■ **INSTRUCTIONS TO FOLLOW**
Lines containing the word "увидеть" are the ones to copy from the records below.

--- START PROVIDED ENTRIES ---

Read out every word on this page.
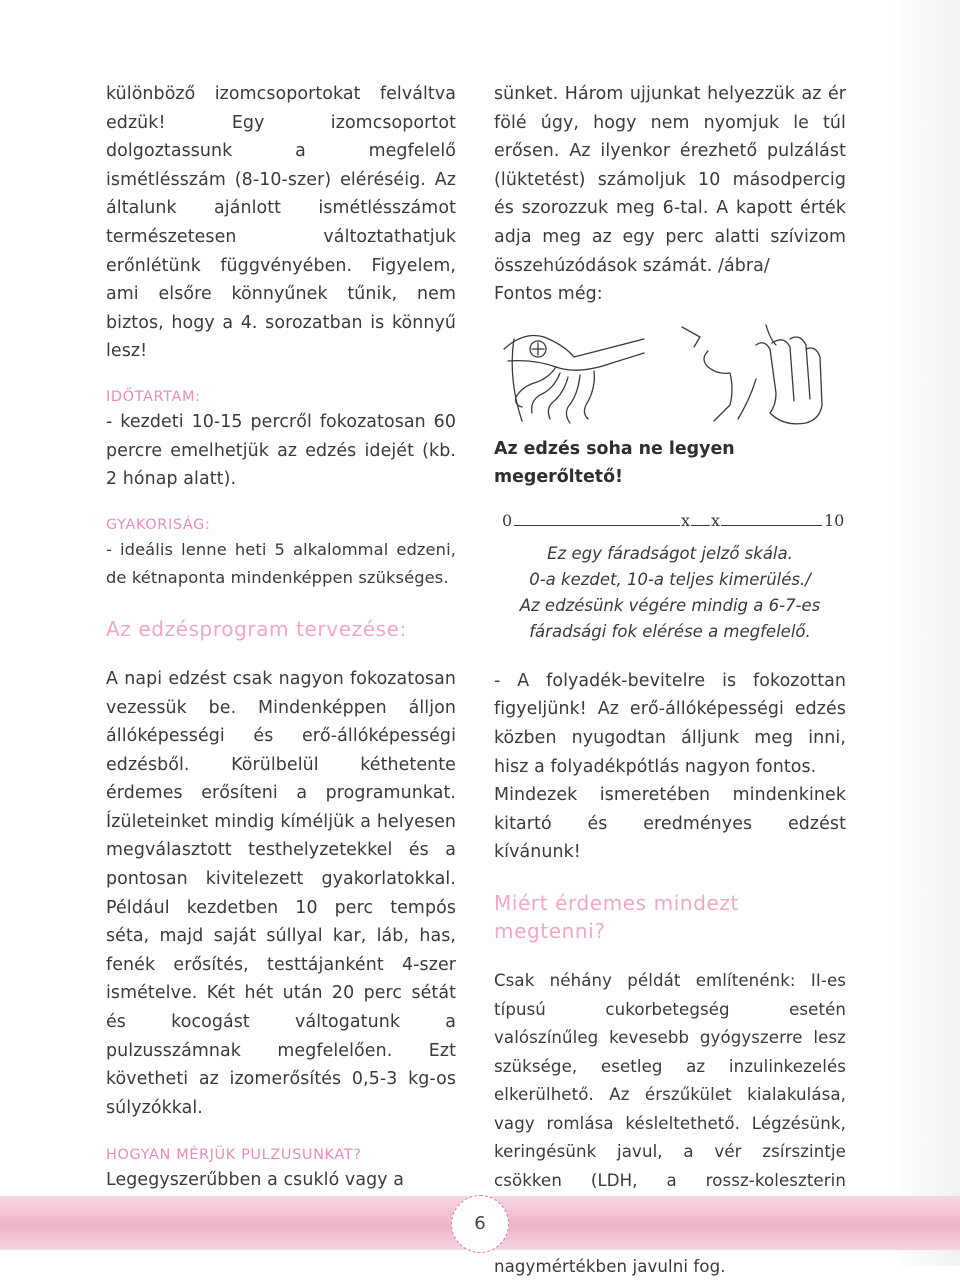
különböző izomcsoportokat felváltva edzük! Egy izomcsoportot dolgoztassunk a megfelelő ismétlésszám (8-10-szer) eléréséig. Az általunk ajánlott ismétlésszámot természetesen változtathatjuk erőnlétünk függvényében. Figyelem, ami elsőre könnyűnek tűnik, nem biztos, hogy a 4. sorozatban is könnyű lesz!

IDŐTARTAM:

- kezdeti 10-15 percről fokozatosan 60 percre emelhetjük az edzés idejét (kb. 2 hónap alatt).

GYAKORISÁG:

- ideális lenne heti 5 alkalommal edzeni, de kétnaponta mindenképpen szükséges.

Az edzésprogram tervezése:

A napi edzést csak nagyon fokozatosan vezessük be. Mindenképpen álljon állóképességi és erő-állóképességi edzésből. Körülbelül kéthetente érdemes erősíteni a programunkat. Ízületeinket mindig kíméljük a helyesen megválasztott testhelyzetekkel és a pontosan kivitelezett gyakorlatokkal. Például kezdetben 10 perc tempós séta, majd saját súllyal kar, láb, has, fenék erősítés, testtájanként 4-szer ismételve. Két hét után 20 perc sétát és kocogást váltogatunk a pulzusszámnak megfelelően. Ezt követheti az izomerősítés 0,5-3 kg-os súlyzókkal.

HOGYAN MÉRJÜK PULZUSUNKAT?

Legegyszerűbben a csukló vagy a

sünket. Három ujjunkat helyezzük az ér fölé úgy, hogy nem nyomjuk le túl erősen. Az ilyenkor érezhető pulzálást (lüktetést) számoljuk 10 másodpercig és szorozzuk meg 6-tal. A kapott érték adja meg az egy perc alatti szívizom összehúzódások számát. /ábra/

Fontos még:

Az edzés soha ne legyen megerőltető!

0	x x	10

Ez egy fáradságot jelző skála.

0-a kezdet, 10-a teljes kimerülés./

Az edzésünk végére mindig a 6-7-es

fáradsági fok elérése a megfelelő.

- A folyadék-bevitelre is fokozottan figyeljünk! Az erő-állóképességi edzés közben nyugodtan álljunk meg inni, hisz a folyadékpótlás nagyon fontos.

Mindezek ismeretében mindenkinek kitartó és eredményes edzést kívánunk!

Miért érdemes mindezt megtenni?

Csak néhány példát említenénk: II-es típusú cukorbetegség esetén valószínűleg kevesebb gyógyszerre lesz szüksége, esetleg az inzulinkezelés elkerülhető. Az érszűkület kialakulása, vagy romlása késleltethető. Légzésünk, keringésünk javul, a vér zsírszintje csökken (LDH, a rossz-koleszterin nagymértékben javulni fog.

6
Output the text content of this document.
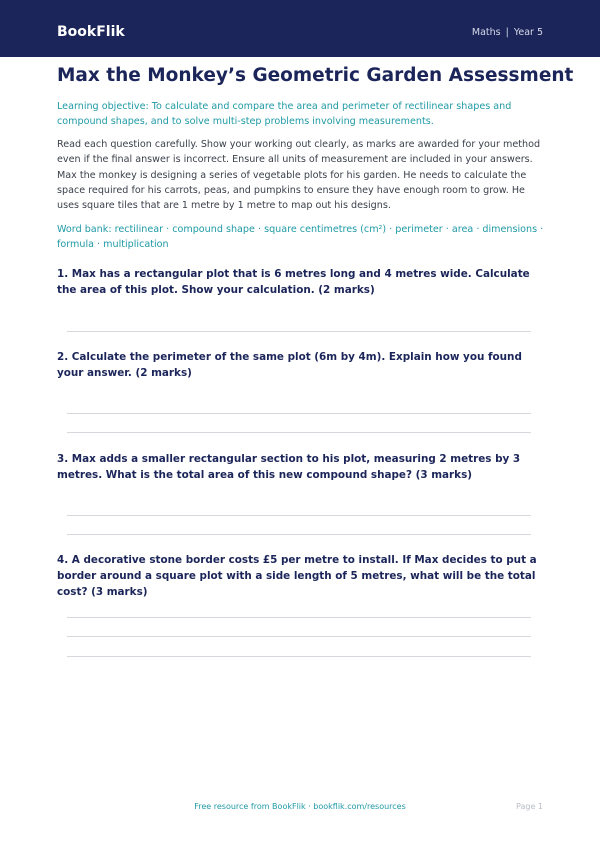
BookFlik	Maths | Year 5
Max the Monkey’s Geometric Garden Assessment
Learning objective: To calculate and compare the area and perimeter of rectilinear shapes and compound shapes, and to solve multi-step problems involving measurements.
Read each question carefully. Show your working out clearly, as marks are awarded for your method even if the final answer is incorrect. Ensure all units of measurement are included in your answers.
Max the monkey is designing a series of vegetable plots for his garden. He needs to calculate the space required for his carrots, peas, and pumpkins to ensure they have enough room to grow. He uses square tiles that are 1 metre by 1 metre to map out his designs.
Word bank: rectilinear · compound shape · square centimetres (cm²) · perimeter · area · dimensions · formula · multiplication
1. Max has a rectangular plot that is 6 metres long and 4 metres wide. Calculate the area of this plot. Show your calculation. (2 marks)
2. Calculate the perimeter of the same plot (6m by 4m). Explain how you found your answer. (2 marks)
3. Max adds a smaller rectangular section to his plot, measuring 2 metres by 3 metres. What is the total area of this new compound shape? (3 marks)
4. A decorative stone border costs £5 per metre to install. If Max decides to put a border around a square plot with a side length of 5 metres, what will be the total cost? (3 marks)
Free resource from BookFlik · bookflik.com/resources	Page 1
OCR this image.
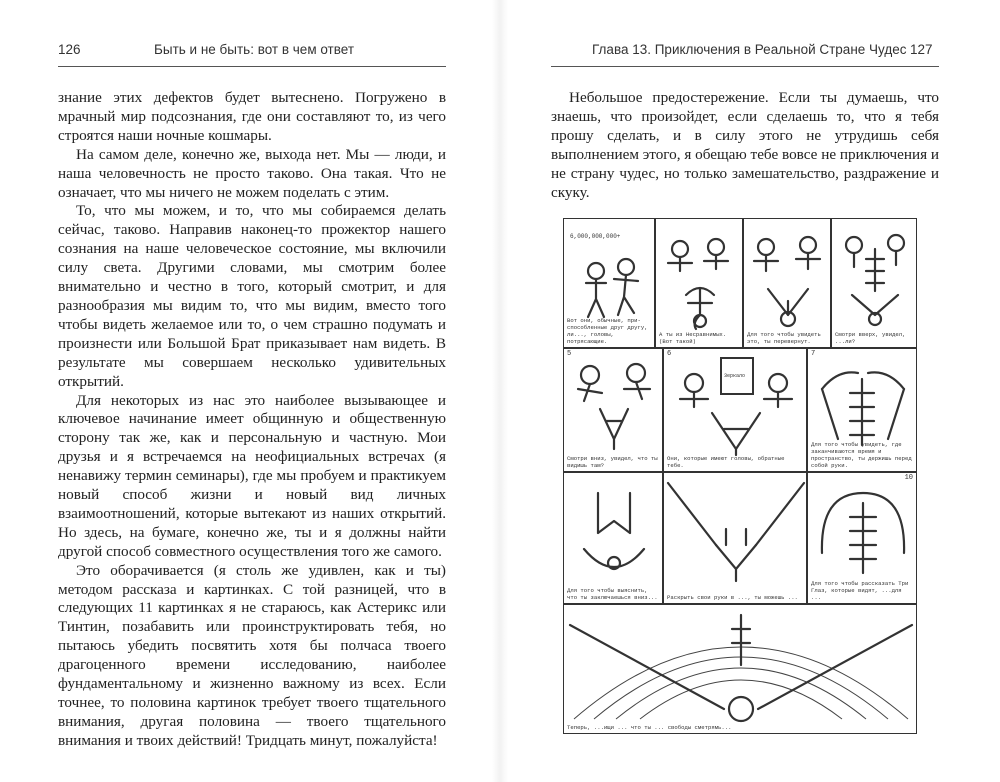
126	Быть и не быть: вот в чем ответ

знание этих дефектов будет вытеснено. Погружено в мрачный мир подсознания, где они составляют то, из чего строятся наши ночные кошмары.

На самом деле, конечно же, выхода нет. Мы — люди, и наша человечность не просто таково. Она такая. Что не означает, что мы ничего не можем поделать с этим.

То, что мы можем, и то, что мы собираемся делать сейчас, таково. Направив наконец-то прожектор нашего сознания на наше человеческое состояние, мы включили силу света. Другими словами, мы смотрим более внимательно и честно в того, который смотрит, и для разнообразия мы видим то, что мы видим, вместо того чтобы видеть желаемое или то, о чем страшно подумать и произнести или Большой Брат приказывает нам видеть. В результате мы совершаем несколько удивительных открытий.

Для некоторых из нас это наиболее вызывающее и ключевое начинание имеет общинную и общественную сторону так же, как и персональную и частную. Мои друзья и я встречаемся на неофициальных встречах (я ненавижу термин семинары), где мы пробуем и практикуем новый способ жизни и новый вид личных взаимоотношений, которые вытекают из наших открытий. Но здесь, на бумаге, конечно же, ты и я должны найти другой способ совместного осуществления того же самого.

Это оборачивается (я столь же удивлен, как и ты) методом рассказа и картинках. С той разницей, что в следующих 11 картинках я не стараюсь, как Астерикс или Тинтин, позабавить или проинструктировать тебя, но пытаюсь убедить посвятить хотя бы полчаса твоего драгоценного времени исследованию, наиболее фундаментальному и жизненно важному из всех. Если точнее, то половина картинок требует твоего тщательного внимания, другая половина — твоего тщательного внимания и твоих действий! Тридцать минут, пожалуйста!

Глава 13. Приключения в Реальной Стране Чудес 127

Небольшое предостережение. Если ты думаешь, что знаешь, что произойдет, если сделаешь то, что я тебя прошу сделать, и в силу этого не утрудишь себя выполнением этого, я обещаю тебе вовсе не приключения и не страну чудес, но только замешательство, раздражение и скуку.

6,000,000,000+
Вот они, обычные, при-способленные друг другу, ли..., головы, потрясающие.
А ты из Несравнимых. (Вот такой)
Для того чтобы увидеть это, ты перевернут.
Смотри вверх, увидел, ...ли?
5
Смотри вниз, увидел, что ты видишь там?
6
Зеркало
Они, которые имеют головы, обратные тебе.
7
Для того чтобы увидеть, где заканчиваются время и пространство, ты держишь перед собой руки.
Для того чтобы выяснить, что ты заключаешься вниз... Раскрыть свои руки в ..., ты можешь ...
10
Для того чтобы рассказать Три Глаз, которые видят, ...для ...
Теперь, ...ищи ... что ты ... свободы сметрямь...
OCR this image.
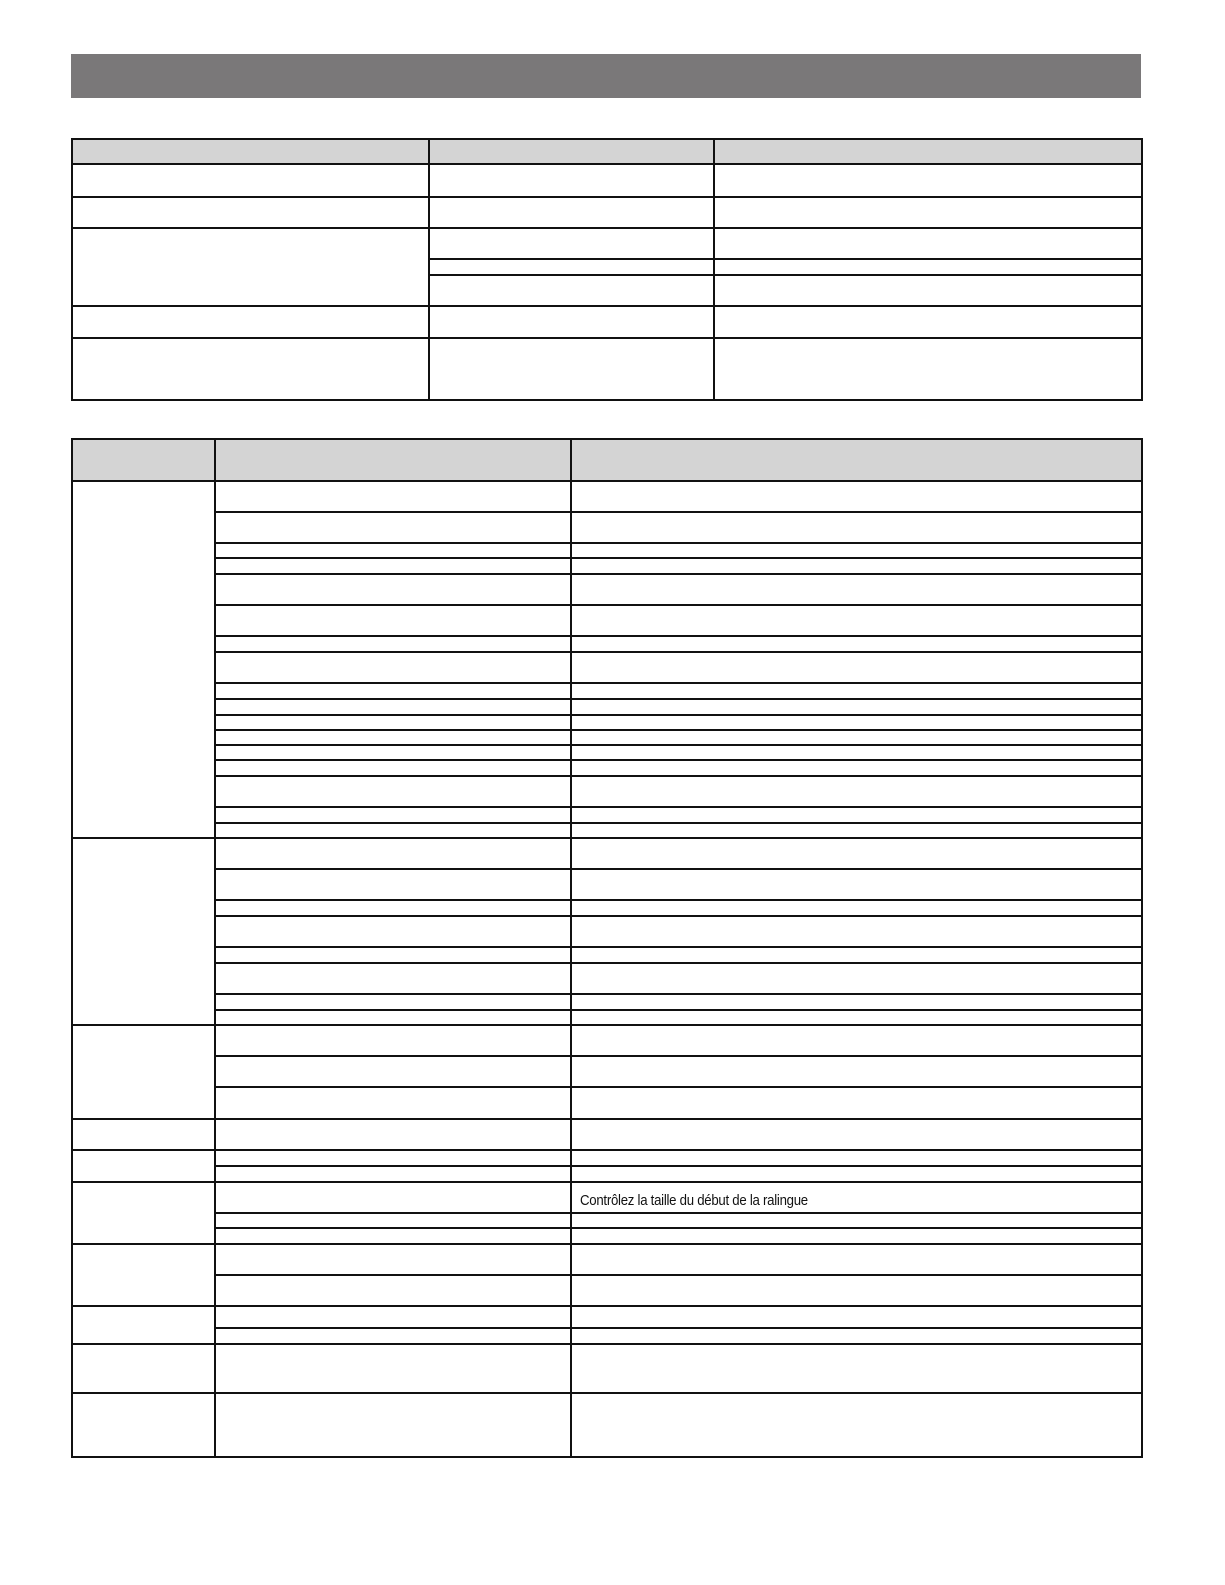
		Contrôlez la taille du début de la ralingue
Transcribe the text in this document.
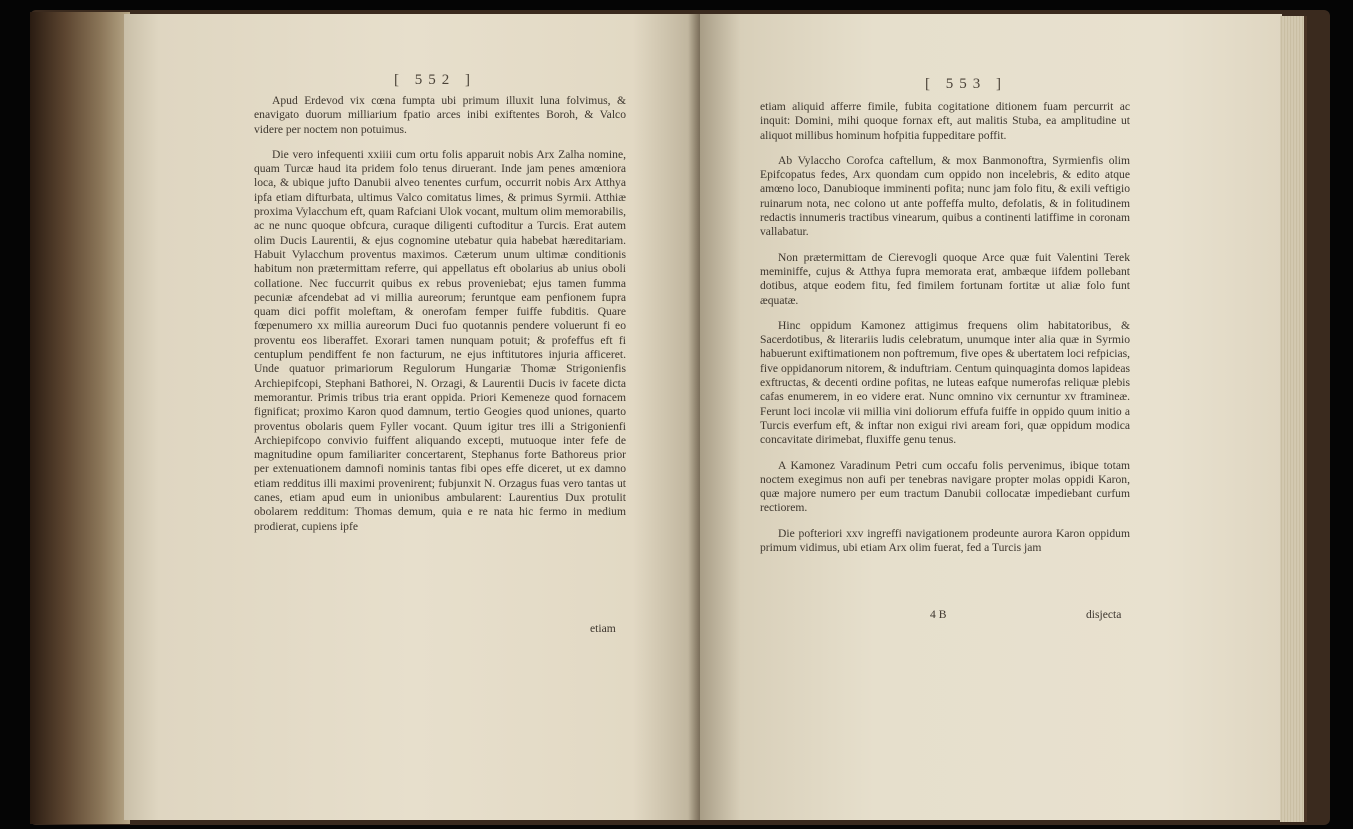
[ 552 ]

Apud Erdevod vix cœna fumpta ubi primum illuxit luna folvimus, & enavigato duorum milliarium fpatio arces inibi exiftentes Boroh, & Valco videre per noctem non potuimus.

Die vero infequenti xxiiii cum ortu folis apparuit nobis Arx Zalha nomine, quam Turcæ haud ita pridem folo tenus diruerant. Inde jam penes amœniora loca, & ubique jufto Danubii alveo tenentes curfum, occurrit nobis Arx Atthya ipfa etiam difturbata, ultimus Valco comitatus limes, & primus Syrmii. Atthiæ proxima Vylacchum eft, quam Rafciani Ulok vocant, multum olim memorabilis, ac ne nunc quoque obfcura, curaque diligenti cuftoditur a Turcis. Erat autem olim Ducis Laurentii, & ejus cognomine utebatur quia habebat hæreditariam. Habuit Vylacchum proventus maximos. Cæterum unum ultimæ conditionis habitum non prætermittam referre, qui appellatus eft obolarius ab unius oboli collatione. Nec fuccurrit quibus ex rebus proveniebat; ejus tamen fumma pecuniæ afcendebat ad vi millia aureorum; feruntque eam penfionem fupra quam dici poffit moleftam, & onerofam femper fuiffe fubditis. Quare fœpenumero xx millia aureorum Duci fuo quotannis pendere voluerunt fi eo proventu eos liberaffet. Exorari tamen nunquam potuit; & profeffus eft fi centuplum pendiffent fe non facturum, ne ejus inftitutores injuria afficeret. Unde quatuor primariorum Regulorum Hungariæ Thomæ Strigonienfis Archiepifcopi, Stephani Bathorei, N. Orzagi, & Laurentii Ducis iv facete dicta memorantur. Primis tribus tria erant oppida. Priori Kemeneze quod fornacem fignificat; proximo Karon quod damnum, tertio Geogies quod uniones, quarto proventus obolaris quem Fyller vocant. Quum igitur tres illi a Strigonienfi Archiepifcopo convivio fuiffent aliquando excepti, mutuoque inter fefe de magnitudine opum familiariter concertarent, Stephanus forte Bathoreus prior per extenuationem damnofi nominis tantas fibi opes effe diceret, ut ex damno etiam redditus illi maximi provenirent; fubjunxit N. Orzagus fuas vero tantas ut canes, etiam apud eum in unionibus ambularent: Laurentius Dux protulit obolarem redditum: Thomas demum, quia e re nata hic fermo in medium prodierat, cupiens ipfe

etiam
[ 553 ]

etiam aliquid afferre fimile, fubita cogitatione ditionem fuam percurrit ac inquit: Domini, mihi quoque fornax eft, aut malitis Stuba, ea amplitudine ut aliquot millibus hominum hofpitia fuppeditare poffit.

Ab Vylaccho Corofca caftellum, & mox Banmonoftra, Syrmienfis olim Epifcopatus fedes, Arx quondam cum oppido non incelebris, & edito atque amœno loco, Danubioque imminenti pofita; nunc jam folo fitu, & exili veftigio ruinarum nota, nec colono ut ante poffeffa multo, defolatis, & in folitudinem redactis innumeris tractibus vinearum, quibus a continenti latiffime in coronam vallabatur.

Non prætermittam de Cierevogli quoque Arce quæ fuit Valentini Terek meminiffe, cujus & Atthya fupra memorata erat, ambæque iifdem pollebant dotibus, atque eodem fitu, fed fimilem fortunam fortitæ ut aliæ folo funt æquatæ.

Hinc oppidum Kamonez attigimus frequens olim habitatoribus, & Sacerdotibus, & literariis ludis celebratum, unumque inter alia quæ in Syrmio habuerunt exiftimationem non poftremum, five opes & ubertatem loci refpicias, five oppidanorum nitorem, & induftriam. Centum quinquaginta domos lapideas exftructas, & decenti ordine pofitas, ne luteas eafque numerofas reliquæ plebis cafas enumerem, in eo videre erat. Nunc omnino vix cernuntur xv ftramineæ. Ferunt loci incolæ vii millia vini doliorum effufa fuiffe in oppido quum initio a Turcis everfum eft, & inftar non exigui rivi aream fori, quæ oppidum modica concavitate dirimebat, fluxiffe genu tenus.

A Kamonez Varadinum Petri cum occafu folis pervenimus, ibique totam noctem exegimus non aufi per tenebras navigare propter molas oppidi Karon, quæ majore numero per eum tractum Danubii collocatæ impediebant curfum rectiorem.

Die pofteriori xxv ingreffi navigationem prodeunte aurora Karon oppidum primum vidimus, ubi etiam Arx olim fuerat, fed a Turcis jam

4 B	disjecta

--- END PROVIDED ENTRIES ---

■ **COMPLETE ANSWER**
Для того чтобы увидеть это, ты перевернут.
Для того чтобы увидеть, где заканчиваются время и пространство, ты держишь перед собой руки.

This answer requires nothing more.